#### [Task prompt]
What is the count of lines in the data that hold the string "Similar"? State the number alone.

#### [Records for processing]
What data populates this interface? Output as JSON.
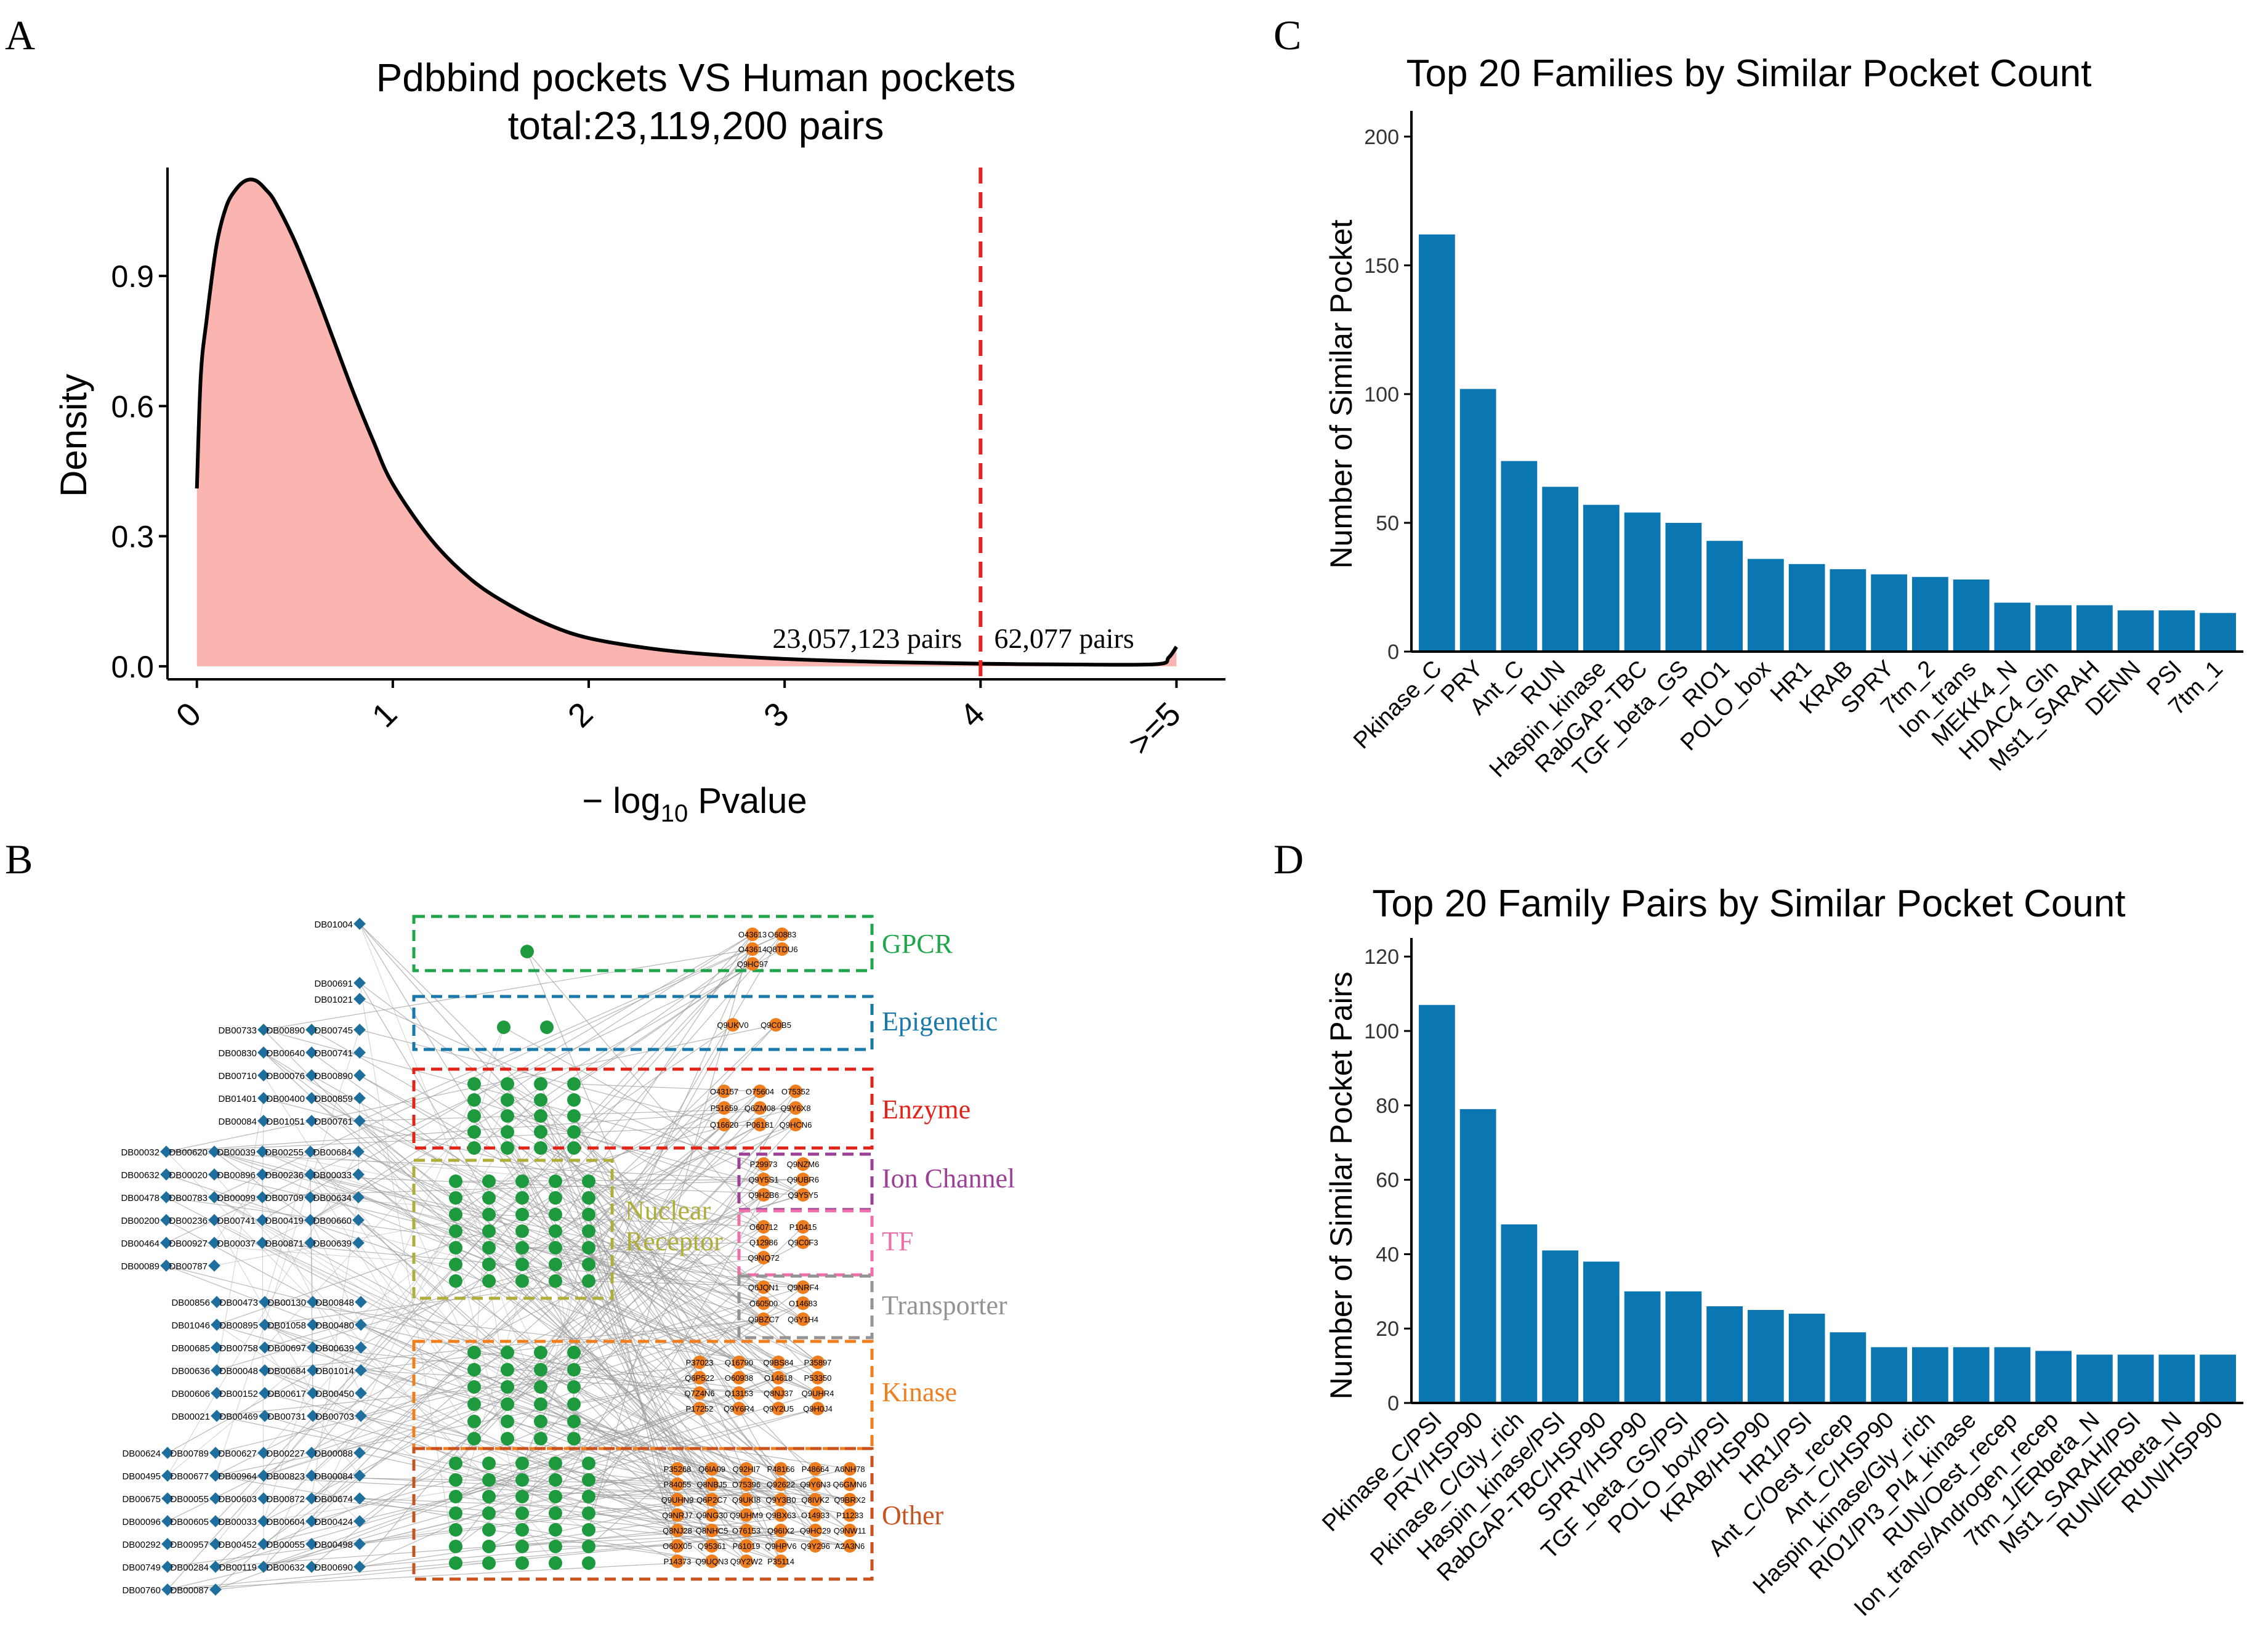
{
  "panels": {
    "a": {
      "letter": "A"
    },
    "b": {
      "letter": "B"
    },
    "c": {
      "letter": "C"
    },
    "d": {
      "letter": "D"
    }
  },
  "colors": {
    "density_fill": "#FBB5B1",
    "threshold_line": "#E8221E",
    "bar": "#0A77B3",
    "db_node": "#1F6F9E",
    "protein_node_green": "#1E9A3E",
    "protein_node_orange": "#EE7D1E"
  },
  "chart_data": [
    {
      "type": "area",
      "title": "Pdbbind pockets VS Human pockets",
      "subtitle": "total:23,119,200 pairs",
      "xlabel_prefix": "− log",
      "xlabel_sub": "10",
      "xlabel_suffix": " Pvalue",
      "ylabel": "Density",
      "xlim": [
        -0.15,
        5.25
      ],
      "ylim": [
        -0.03,
        1.15
      ],
      "x_ticks": [
        0,
        1,
        2,
        3,
        4,
        5
      ],
      "x_tick_labels": [
        "0",
        "1",
        "2",
        "3",
        "4",
        ">=5"
      ],
      "y_ticks": [
        0.0,
        0.3,
        0.6,
        0.9
      ],
      "y_tick_labels": [
        "0.0",
        "0.3",
        "0.6",
        "0.9"
      ],
      "threshold_x": 4,
      "annotations": {
        "left": "23,057,123 pairs",
        "right": "62,077 pairs"
      },
      "curve": {
        "x": [
          0.0,
          0.02,
          0.05,
          0.1,
          0.15,
          0.2,
          0.25,
          0.3,
          0.35,
          0.4,
          0.5,
          0.6,
          0.7,
          0.8,
          0.9,
          1.0,
          1.2,
          1.4,
          1.6,
          1.8,
          2.0,
          2.3,
          2.6,
          3.0,
          3.5,
          4.0,
          4.5,
          4.9,
          4.96,
          5.0
        ],
        "y": [
          0.41,
          0.67,
          0.8,
          0.97,
          1.06,
          1.1,
          1.12,
          1.12,
          1.1,
          1.07,
          0.98,
          0.87,
          0.75,
          0.63,
          0.52,
          0.42,
          0.29,
          0.2,
          0.14,
          0.095,
          0.065,
          0.042,
          0.028,
          0.017,
          0.01,
          0.006,
          0.004,
          0.005,
          0.02,
          0.045
        ]
      }
    },
    {
      "type": "bar",
      "title": "Top 20 Families by Similar Pocket Count",
      "xlabel": "",
      "ylabel": "Number of Similar Pocket",
      "ylim": [
        0,
        210
      ],
      "y_ticks": [
        0,
        50,
        100,
        150,
        200
      ],
      "categories": [
        "Pkinase_C",
        "PRY",
        "Ant_C",
        "RUN",
        "Haspin_kinase",
        "RabGAP-TBC",
        "TGF_beta_GS",
        "RIO1",
        "POLO_box",
        "HR1",
        "KRAB",
        "SPRY",
        "7tm_2",
        "Ion_trans",
        "MEKK4_N",
        "HDAC4_Gln",
        "Mst1_SARAH",
        "DENN",
        "PSI",
        "7tm_1"
      ],
      "values": [
        162,
        102,
        74,
        64,
        57,
        54,
        50,
        43,
        36,
        34,
        32,
        30,
        29,
        28,
        19,
        18,
        18,
        16,
        16,
        15
      ]
    },
    {
      "type": "bar",
      "title": "Top 20 Family Pairs by Similar Pocket Count",
      "xlabel": "",
      "ylabel": "Number of Similar Pocket Pairs",
      "ylim": [
        0,
        125
      ],
      "y_ticks": [
        0,
        20,
        40,
        60,
        80,
        100,
        120
      ],
      "categories": [
        "Pkinase_C/PSI",
        "PRY/HSP90",
        "Pkinase_C/Gly_rich",
        "Haspin_kinase/PSI",
        "RabGAP-TBC/HSP90",
        "SPRY/HSP90",
        "TGF_beta_GS/PSI",
        "POLO_box/PSI",
        "KRAB/HSP90",
        "HR1/PSI",
        "Ant_C/Oest_recep",
        "Ant_C/HSP90",
        "Haspin_kinase/Gly_rich",
        "RIO1/PI3_PI4_kinase",
        "RUN/Oest_recep",
        "Ion_trans/Androgen_recep",
        "7tm_1/ERbeta_N",
        "Mst1_SARAH/PSI",
        "RUN/ERbeta_N",
        "RUN/HSP90"
      ],
      "values": [
        107,
        79,
        48,
        41,
        38,
        30,
        30,
        26,
        25,
        24,
        19,
        15,
        15,
        15,
        15,
        14,
        13,
        13,
        13,
        13
      ]
    }
  ],
  "network": {
    "groups": [
      {
        "label": "GPCR",
        "color": "#1FA64A",
        "proteins": [
          "O43613",
          "O60883",
          "O43614",
          "Q8TDU6",
          "Q9HC97"
        ]
      },
      {
        "label": "Epigenetic",
        "color": "#1778A9",
        "proteins": [
          "Q9UKV0",
          "Q9C0B5"
        ]
      },
      {
        "label": "Enzyme",
        "color": "#E2231A",
        "proteins": [
          "O43157",
          "O75604",
          "O75352",
          "P51659",
          "Q6ZM08",
          "Q9Y6X8",
          "Q16620",
          "P06181",
          "Q9HCN6"
        ]
      },
      {
        "label": "Ion Channel",
        "color": "#9B3F97",
        "proteins": [
          "P29973",
          "Q9NZM6",
          "Q9Y5S1",
          "Q9UBR6",
          "Q9H2B6",
          "Q9Y5Y5"
        ]
      },
      {
        "label": "TF",
        "color": "#EE6FA9",
        "proteins": [
          "O60712",
          "P10415",
          "Q12986",
          "Q9C0F3",
          "Q9NQ72"
        ]
      },
      {
        "label": "Transporter",
        "color": "#939393",
        "proteins": [
          "Q6JQN1",
          "Q9NRF4",
          "O60500",
          "O14683",
          "Q9BZC7",
          "Q6Y1H4"
        ]
      },
      {
        "label": "Nuclear\nReceptor",
        "color": "#AFAE3C",
        "proteins": []
      },
      {
        "label": "Kinase",
        "color": "#F07E1E",
        "proteins": [
          "P37023",
          "Q16790",
          "Q9BS84",
          "P35897",
          "Q6P522",
          "O60938",
          "O14618",
          "P53350",
          "Q7Z4N6",
          "Q13153",
          "Q8NJ37",
          "Q9UHR4",
          "P17252",
          "Q9Y6R4",
          "Q9Y2U5",
          "Q9H0J4"
        ]
      },
      {
        "label": "Other",
        "color": "#C9521D",
        "proteins": [
          "P35268",
          "Q6IA09",
          "Q92HI7",
          "P48166",
          "P48664",
          "A6NH78",
          "P84055",
          "Q8NBJ5",
          "O75396",
          "Q92622",
          "Q9Y6N3",
          "Q6GMN6",
          "Q9UHN9",
          "Q6P2C7",
          "Q9UKI8",
          "Q9Y3B0",
          "Q8IVK2",
          "Q9BRX2",
          "Q9NRJ7",
          "Q9NG30",
          "Q9UHM9",
          "Q9BX63",
          "O14933",
          "P11233",
          "Q8NJ28",
          "Q8NHC5",
          "O76153",
          "Q96IX2",
          "Q9HC29",
          "Q9NW11",
          "O60X05",
          "Q95361",
          "P61019",
          "Q9HPV6",
          "Q9Y296",
          "A2A3N6",
          "P14373",
          "Q9UQN3",
          "Q9Y2W2",
          "P35114"
        ]
      }
    ],
    "db_labels_left": {
      "gpcr": [
        "DB01004"
      ],
      "epi": [
        "DB00691",
        "DB01021"
      ],
      "enzyme": [
        "DB00733",
        "DB00890",
        "DB00745",
        "DB00830",
        "DB00640",
        "DB00741",
        "DB00710",
        "DB00076",
        "DB00890",
        "DB01401",
        "DB00400",
        "DB00859",
        "DB00084",
        "DB01051",
        "DB00761"
      ],
      "nr": [
        "DB00032",
        "DB00620",
        "DB00039",
        "DB00255",
        "DB00684",
        "DB00632",
        "DB00020",
        "DB00896",
        "DB00236",
        "DB00033",
        "DB00478",
        "DB00783",
        "DB00099",
        "DB00709",
        "DB00634",
        "DB00200",
        "DB00236",
        "DB00741",
        "DB00419",
        "DB00660",
        "DB00464",
        "DB00927",
        "DB00037",
        "DB00871",
        "DB00639",
        "DB00089",
        "DB00787"
      ],
      "kinase": [
        "DB00856",
        "DB00473",
        "DB00130",
        "DB00848",
        "DB01046",
        "DB00895",
        "DB01058",
        "DB00480",
        "DB00685",
        "DB00758",
        "DB00697",
        "DB00639",
        "DB00636",
        "DB00048",
        "DB00684",
        "DB01014",
        "DB00606",
        "DB00152",
        "DB00617",
        "DB00450",
        "DB00021",
        "DB00469",
        "DB00731",
        "DB00703"
      ],
      "other": [
        "DB00624",
        "DB00789",
        "DB00627",
        "DB00227",
        "DB00088",
        "DB00495",
        "DB00677",
        "DB00964",
        "DB00823",
        "DB00084",
        "DB00675",
        "DB00055",
        "DB00603",
        "DB00872",
        "DB00674",
        "DB00096",
        "DB00605",
        "DB00033",
        "DB00604",
        "DB00424",
        "DB00292",
        "DB00957",
        "DB00452",
        "DB00055",
        "DB00498",
        "DB00749",
        "DB00284",
        "DB00119",
        "DB00632",
        "DB00690",
        "DB00760",
        "DB00087"
      ]
    }
  }
}
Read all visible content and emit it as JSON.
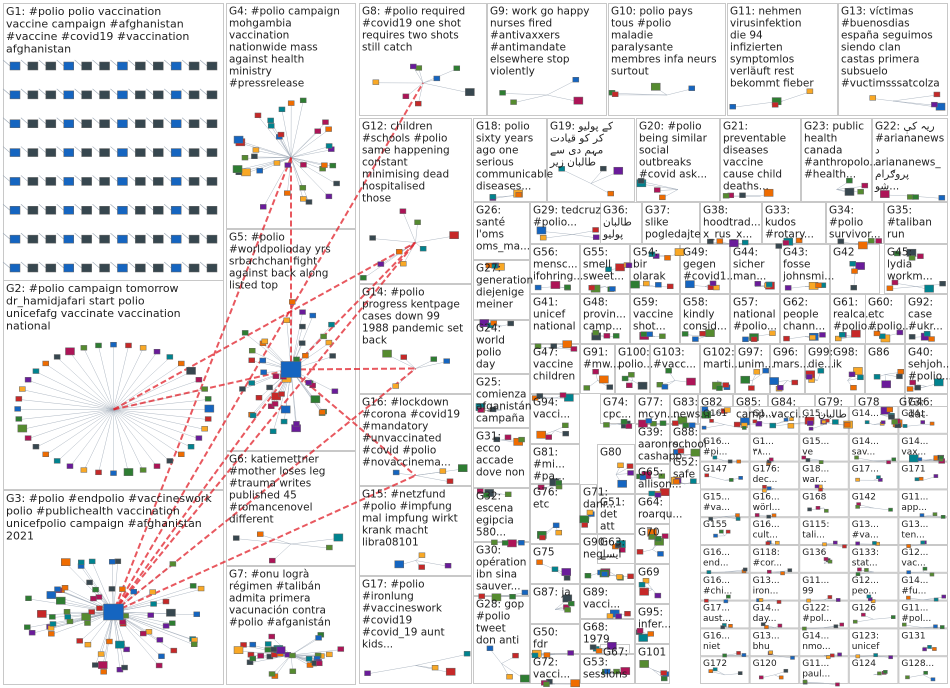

#### [Task output]
4